Write each line out exactly, leaving none out.

□ □ □ □

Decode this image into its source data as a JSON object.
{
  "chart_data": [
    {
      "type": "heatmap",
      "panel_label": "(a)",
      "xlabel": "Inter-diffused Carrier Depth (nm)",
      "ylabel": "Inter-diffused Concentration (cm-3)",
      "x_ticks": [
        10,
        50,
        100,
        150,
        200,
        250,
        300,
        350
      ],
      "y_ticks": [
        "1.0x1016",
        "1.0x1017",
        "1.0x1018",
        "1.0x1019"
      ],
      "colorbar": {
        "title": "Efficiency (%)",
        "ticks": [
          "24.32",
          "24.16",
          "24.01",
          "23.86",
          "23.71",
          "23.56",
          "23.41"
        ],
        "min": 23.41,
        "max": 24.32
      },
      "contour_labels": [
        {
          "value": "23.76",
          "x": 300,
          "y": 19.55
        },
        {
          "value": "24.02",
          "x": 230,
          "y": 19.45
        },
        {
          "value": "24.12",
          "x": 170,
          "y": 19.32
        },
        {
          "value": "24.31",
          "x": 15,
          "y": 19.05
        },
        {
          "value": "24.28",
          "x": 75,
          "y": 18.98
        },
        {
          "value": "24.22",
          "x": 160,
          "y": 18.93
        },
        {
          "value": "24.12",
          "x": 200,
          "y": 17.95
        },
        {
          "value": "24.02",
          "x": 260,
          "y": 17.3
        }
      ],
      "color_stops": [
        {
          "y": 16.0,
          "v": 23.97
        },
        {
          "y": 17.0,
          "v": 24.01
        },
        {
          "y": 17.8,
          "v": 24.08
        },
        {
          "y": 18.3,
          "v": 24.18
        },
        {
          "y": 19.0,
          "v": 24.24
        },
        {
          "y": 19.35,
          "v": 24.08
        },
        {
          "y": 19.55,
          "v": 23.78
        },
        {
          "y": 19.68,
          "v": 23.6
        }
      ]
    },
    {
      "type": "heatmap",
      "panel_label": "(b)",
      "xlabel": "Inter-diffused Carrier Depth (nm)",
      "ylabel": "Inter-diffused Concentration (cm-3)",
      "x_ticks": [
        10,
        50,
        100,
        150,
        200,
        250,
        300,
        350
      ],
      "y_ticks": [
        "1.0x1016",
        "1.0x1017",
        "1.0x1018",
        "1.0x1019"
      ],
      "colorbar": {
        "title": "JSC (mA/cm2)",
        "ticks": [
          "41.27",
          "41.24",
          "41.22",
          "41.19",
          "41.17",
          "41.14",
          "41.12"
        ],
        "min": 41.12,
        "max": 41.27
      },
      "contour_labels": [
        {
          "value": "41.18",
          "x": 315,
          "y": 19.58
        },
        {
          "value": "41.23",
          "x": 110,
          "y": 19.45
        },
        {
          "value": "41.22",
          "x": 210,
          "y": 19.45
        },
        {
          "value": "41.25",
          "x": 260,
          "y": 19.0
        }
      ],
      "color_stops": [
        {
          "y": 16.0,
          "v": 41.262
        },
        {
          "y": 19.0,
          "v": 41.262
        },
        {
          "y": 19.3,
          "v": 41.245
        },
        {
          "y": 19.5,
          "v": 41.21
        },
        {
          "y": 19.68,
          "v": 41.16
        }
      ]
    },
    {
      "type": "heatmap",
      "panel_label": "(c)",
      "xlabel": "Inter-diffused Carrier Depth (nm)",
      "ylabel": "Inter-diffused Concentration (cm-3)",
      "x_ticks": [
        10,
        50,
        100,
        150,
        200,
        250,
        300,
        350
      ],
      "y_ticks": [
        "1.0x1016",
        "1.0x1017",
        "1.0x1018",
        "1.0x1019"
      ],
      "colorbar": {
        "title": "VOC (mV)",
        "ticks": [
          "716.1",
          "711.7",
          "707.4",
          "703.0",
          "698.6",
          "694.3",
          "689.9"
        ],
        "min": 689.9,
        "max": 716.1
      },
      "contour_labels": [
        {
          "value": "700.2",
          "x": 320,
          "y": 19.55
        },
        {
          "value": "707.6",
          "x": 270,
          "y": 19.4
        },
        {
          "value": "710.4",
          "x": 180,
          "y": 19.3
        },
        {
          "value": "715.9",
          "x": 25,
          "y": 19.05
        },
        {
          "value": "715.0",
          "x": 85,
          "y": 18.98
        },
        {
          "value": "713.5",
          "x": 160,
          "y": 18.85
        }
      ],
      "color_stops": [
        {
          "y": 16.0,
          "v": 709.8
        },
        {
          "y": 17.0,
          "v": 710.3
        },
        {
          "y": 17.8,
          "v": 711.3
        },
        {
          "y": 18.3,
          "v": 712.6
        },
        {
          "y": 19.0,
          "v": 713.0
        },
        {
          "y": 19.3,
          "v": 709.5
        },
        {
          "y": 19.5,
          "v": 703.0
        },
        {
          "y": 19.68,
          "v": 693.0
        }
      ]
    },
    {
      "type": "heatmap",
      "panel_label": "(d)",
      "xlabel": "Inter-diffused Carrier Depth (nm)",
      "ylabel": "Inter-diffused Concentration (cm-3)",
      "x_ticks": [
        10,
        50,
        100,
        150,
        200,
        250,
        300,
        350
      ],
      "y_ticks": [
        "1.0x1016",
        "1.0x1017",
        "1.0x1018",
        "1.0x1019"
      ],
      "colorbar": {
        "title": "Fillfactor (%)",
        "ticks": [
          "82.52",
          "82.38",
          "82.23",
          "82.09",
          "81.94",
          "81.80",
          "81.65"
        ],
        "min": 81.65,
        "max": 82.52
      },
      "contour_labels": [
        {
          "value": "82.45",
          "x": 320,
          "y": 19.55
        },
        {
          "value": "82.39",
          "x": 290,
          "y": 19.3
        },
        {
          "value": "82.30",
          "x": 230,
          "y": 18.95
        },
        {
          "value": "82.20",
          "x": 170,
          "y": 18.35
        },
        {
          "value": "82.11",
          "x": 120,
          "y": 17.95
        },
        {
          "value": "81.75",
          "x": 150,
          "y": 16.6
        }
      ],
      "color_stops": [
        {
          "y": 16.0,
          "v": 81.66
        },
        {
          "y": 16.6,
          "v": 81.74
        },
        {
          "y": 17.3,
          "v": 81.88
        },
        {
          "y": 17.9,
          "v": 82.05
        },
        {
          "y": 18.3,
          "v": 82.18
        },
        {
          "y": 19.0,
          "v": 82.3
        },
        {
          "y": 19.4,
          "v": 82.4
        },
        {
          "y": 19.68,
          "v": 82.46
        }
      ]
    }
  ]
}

□ □ □ □

Response |
Decode this image into its source data as a JSON object.
{
  "chart_data": [
    {
      "type": "heatmap",
      "panel_label": "(a)",
      "xlabel": "Inter-diffused Carrier Depth (nm)",
      "ylabel": "Inter-diffused Concentration (cm-3)",
      "x_ticks": [
        10,
        50,
        100,
        150,
        200,
        250,
        300,
        350
      ],
      "y_ticks": [
        "1.0x1016",
        "1.0x1017",
        "1.0x1018",
        "1.0x1019"
      ],
      "colorbar": {
        "title": "Efficiency (%)",
        "ticks": [
          "24.32",
          "24.16",
          "24.01",
          "23.86",
          "23.71",
          "23.56",
          "23.41"
        ],
        "min": 23.41,
        "max": 24.32
      },
      "contour_labels": [
        {
          "value": "23.76",
          "x": 300,
          "y": 19.55
        },
        {
          "value": "24.02",
          "x": 230,
          "y": 19.45
        },
        {
          "value": "24.12",
          "x": 170,
          "y": 19.32
        },
        {
          "value": "24.31",
          "x": 15,
          "y": 19.05
        },
        {
          "value": "24.28",
          "x": 75,
          "y": 18.98
        },
        {
          "value": "24.22",
          "x": 160,
          "y": 18.93
        },
        {
          "value": "24.12",
          "x": 200,
          "y": 17.95
        },
        {
          "value": "24.02",
          "x": 260,
          "y": 17.3
        }
      ],
      "color_stops": [
        {
          "y": 16.0,
          "v": 23.97
        },
        {
          "y": 17.0,
          "v": 24.01
        },
        {
          "y": 17.8,
          "v": 24.08
        },
        {
          "y": 18.3,
          "v": 24.18
        },
        {
          "y": 19.0,
          "v": 24.24
        },
        {
          "y": 19.35,
          "v": 24.08
        },
        {
          "y": 19.55,
          "v": 23.78
        },
        {
          "y": 19.68,
          "v": 23.6
        }
      ]
    },
    {
      "type": "heatmap",
      "panel_label": "(b)",
      "xlabel": "Inter-diffused Carrier Depth (nm)",
      "ylabel": "Inter-diffused Concentration (cm-3)",
      "x_ticks": [
        10,
        50,
        100,
        150,
        200,
        250,
        300,
        350
      ],
      "y_ticks": [
        "1.0x1016",
        "1.0x1017",
        "1.0x1018",
        "1.0x1019"
      ],
      "colorbar": {
        "title": "JSC (mA/cm2)",
        "ticks": [
          "41.27",
          "41.24",
          "41.22",
          "41.19",
          "41.17",
          "41.14",
          "41.12"
        ],
        "min": 41.12,
        "max": 41.27
      },
      "contour_labels": [
        {
          "value": "41.18",
          "x": 315,
          "y": 19.58
        },
        {
          "value": "41.23",
          "x": 110,
          "y": 19.45
        },
        {
          "value": "41.22",
          "x": 210,
          "y": 19.45
        },
        {
          "value": "41.25",
          "x": 260,
          "y": 19.0
        }
      ],
      "color_stops": [
        {
          "y": 16.0,
          "v": 41.262
        },
        {
          "y": 19.0,
          "v": 41.262
        },
        {
          "y": 19.3,
          "v": 41.245
        },
        {
          "y": 19.5,
          "v": 41.21
        },
        {
          "y": 19.68,
          "v": 41.16
        }
      ]
    },
    {
      "type": "heatmap",
      "panel_label": "(c)",
      "xlabel": "Inter-diffused Carrier Depth (nm)",
      "ylabel": "Inter-diffused Concentration (cm-3)",
      "x_ticks": [
        10,
        50,
        100,
        150,
        200,
        250,
        300,
        350
      ],
      "y_ticks": [
        "1.0x1016",
        "1.0x1017",
        "1.0x1018",
        "1.0x1019"
      ],
      "colorbar": {
        "title": "VOC (mV)",
        "ticks": [
          "716.1",
          "711.7",
          "707.4",
          "703.0",
          "698.6",
          "694.3",
          "689.9"
        ],
        "min": 689.9,
        "max": 716.1
      },
      "contour_labels": [
        {
          "value": "700.2",
          "x": 320,
          "y": 19.55
        },
        {
          "value": "707.6",
          "x": 270,
          "y": 19.4
        },
        {
          "value": "710.4",
          "x": 180,
          "y": 19.3
        },
        {
          "value": "715.9",
          "x": 25,
          "y": 19.05
        },
        {
          "value": "715.0",
          "x": 85,
          "y": 18.98
        },
        {
          "value": "713.5",
          "x": 160,
          "y": 18.85
        }
      ],
      "color_stops": [
        {
          "y": 16.0,
          "v": 709.8
        },
        {
          "y": 17.0,
          "v": 710.3
        },
        {
          "y": 17.8,
          "v": 711.3
        },
        {
          "y": 18.3,
          "v": 712.6
        },
        {
          "y": 19.0,
          "v": 713.0
        },
        {
          "y": 19.3,
          "v": 709.5
        },
        {
          "y": 19.5,
          "v": 703.0
        },
        {
          "y": 19.68,
          "v": 693.0
        }
      ]
    },
    {
      "type": "heatmap",
      "panel_label": "(d)",
      "xlabel": "Inter-diffused Carrier Depth (nm)",
      "ylabel": "Inter-diffused Concentration (cm-3)",
      "x_ticks": [
        10,
        50,
        100,
        150,
        200,
        250,
        300,
        350
      ],
      "y_ticks": [
        "1.0x1016",
        "1.0x1017",
        "1.0x1018",
        "1.0x1019"
      ],
      "colorbar": {
        "title": "Fillfactor (%)",
        "ticks": [
          "82.52",
          "82.38",
          "82.23",
          "82.09",
          "81.94",
          "81.80",
          "81.65"
        ],
        "min": 81.65,
        "max": 82.52
      },
      "contour_labels": [
        {
          "value": "82.45",
          "x": 320,
          "y": 19.55
        },
        {
          "value": "82.39",
          "x": 290,
          "y": 19.3
        },
        {
          "value": "82.30",
          "x": 230,
          "y": 18.95
        },
        {
          "value": "82.20",
          "x": 170,
          "y": 18.35
        },
        {
          "value": "82.11",
          "x": 120,
          "y": 17.95
        },
        {
          "value": "81.75",
          "x": 150,
          "y": 16.6
        }
      ],
      "color_stops": [
        {
          "y": 16.0,
          "v": 81.66
        },
        {
          "y": 16.6,
          "v": 81.74
        },
        {
          "y": 17.3,
          "v": 81.88
        },
        {
          "y": 17.9,
          "v": 82.05
        },
        {
          "y": 18.3,
          "v": 82.18
        },
        {
          "y": 19.0,
          "v": 82.3
        },
        {
          "y": 19.4,
          "v": 82.4
        },
        {
          "y": 19.68,
          "v": 82.46
        }
      ]
    }
  ]
}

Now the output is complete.